[Stored data entries]
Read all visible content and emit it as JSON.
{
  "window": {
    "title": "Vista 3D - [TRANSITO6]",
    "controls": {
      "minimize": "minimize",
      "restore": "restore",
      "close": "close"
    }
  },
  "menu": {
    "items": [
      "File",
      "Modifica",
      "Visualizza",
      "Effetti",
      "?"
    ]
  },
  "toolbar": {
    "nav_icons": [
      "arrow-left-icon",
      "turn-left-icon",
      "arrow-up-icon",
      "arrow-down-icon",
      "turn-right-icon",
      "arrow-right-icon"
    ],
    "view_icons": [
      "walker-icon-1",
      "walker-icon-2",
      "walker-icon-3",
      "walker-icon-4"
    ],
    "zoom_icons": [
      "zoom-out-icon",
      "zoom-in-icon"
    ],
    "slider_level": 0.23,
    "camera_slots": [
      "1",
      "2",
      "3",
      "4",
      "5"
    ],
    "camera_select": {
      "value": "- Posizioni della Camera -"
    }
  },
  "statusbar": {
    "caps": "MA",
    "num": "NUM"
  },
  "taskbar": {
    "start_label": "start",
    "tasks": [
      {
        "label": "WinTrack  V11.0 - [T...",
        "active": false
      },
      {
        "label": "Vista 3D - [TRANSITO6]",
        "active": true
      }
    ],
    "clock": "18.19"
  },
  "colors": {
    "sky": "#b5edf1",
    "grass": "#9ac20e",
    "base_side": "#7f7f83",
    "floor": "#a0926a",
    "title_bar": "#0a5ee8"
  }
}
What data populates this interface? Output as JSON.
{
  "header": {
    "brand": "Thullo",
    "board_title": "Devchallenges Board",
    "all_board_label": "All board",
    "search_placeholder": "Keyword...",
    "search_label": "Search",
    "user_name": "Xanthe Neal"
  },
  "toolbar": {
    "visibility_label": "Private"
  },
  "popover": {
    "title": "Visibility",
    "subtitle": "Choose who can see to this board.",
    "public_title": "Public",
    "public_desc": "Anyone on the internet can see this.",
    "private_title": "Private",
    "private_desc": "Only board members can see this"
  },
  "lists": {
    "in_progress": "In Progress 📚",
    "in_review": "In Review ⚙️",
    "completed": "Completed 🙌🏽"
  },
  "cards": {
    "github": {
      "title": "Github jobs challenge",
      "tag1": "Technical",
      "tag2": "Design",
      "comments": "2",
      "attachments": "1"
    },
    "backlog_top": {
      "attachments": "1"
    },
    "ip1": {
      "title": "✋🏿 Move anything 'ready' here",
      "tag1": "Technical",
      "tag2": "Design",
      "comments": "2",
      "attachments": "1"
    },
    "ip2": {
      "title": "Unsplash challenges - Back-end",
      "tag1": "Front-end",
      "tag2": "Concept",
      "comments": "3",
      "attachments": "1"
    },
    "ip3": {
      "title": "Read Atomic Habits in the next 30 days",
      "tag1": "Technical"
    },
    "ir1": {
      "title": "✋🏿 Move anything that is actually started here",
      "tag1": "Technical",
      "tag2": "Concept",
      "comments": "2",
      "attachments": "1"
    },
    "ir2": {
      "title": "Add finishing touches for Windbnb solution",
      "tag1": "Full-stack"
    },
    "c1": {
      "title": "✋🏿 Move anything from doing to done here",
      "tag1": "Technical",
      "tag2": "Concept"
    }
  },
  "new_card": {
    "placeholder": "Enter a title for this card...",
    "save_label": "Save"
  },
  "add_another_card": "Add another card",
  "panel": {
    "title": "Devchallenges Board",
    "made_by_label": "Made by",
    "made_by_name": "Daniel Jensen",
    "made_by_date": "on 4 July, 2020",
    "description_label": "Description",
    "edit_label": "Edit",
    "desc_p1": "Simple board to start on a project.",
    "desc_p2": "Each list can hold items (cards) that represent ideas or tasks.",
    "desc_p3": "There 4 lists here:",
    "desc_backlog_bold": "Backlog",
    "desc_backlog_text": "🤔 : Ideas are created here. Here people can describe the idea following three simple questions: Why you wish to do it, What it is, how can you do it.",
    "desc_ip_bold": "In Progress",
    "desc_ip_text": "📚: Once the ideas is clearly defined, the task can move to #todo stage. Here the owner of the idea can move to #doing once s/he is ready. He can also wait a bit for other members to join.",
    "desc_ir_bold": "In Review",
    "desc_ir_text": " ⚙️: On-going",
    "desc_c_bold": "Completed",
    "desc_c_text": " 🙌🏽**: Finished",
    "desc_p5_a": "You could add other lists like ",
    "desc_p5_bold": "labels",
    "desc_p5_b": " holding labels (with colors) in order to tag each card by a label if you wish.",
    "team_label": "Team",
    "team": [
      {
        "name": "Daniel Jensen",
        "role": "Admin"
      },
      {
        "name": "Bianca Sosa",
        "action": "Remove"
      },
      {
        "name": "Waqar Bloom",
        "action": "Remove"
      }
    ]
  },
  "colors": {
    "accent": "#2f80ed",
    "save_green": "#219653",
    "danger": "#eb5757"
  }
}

DIRECTIONS FOR THIS TASK
Copy out the material word for word and line for line.

ANSWER TO THIS EXERCISE
Read all visible content and emit it as JSON.
{
  "window": {
    "title": "Vista 3D - [TRANSITO6]",
    "controls": {
      "minimize": "minimize",
      "restore": "restore",
      "close": "close"
    }
  },
  "menu": {
    "items": [
      "File",
      "Modifica",
      "Visualizza",
      "Effetti",
      "?"
    ]
  },
  "toolbar": {
    "nav_icons": [
      "arrow-left-icon",
      "turn-left-icon",
      "arrow-up-icon",
      "arrow-down-icon",
      "turn-right-icon",
      "arrow-right-icon"
    ],
    "view_icons": [
      "walker-icon-1",
      "walker-icon-2",
      "walker-icon-3",
      "walker-icon-4"
    ],
    "zoom_icons": [
      "zoom-out-icon",
      "zoom-in-icon"
    ],
    "slider_level": 0.23,
    "camera_slots": [
      "1",
      "2",
      "3",
      "4",
      "5"
    ],
    "camera_select": {
      "value": "- Posizioni della Camera -"
    }
  },
  "statusbar": {
    "caps": "MA",
    "num": "NUM"
  },
  "taskbar": {
    "start_label": "start",
    "tasks": [
      {
        "label": "WinTrack  V11.0 - [T...",
        "active": false
      },
      {
        "label": "Vista 3D - [TRANSITO6]",
        "active": true
      }
    ],
    "clock": "18.19"
  },
  "colors": {
    "sky": "#b5edf1",
    "grass": "#9ac20e",
    "base_side": "#7f7f83",
    "floor": "#a0926a",
    "title_bar": "#0a5ee8"
  }
}
What data populates this interface? Output as JSON.
{
  "header": {
    "brand": "Thullo",
    "board_title": "Devchallenges Board",
    "all_board_label": "All board",
    "search_placeholder": "Keyword...",
    "search_label": "Search",
    "user_name": "Xanthe Neal"
  },
  "toolbar": {
    "visibility_label": "Private"
  },
  "popover": {
    "title": "Visibility",
    "subtitle": "Choose who can see to this board.",
    "public_title": "Public",
    "public_desc": "Anyone on the internet can see this.",
    "private_title": "Private",
    "private_desc": "Only board members can see this"
  },
  "lists": {
    "in_progress": "In Progress 📚",
    "in_review": "In Review ⚙️",
    "completed": "Completed 🙌🏽"
  },
  "cards": {
    "github": {
      "title": "Github jobs challenge",
      "tag1": "Technical",
      "tag2": "Design",
      "comments": "2",
      "attachments": "1"
    },
    "backlog_top": {
      "attachments": "1"
    },
    "ip1": {
      "title": "✋🏿 Move anything 'ready' here",
      "tag1": "Technical",
      "tag2": "Design",
      "comments": "2",
      "attachments": "1"
    },
    "ip2": {
      "title": "Unsplash challenges - Back-end",
      "tag1": "Front-end",
      "tag2": "Concept",
      "comments": "3",
      "attachments": "1"
    },
    "ip3": {
      "title": "Read Atomic Habits in the next 30 days",
      "tag1": "Technical"
    },
    "ir1": {
      "title": "✋🏿 Move anything that is actually started here",
      "tag1": "Technical",
      "tag2": "Concept",
      "comments": "2",
      "attachments": "1"
    },
    "ir2": {
      "title": "Add finishing touches for Windbnb solution",
      "tag1": "Full-stack"
    },
    "c1": {
      "title": "✋🏿 Move anything from doing to done here",
      "tag1": "Technical",
      "tag2": "Concept"
    }
  },
  "new_card": {
    "placeholder": "Enter a title for this card...",
    "save_label": "Save"
  },
  "add_another_card": "Add another card",
  "panel": {
    "title": "Devchallenges Board",
    "made_by_label": "Made by",
    "made_by_name": "Daniel Jensen",
    "made_by_date": "on 4 July, 2020",
    "description_label": "Description",
    "edit_label": "Edit",
    "desc_p1": "Simple board to start on a project.",
    "desc_p2": "Each list can hold items (cards) that represent ideas or tasks.",
    "desc_p3": "There 4 lists here:",
    "desc_backlog_bold": "Backlog",
    "desc_backlog_text": "🤔 : Ideas are created here. Here people can describe the idea following three simple questions: Why you wish to do it, What it is, how can you do it.",
    "desc_ip_bold": "In Progress",
    "desc_ip_text": "📚: Once the ideas is clearly defined, the task can move to #todo stage. Here the owner of the idea can move to #doing once s/he is ready. He can also wait a bit for other members to join.",
    "desc_ir_bold": "In Review",
    "desc_ir_text": " ⚙️: On-going",
    "desc_c_bold": "Completed",
    "desc_c_text": " 🙌🏽**: Finished",
    "desc_p5_a": "You could add other lists like ",
    "desc_p5_bold": "labels",
    "desc_p5_b": " holding labels (with colors) in order to tag each card by a label if you wish.",
    "team_label": "Team",
    "team": [
      {
        "name": "Daniel Jensen",
        "role": "Admin"
      },
      {
        "name": "Bianca Sosa",
        "action": "Remove"
      },
      {
        "name": "Waqar Bloom",
        "action": "Remove"
      }
    ]
  },
  "colors": {
    "accent": "#2f80ed",
    "save_green": "#219653",
    "danger": "#eb5757"
  }
}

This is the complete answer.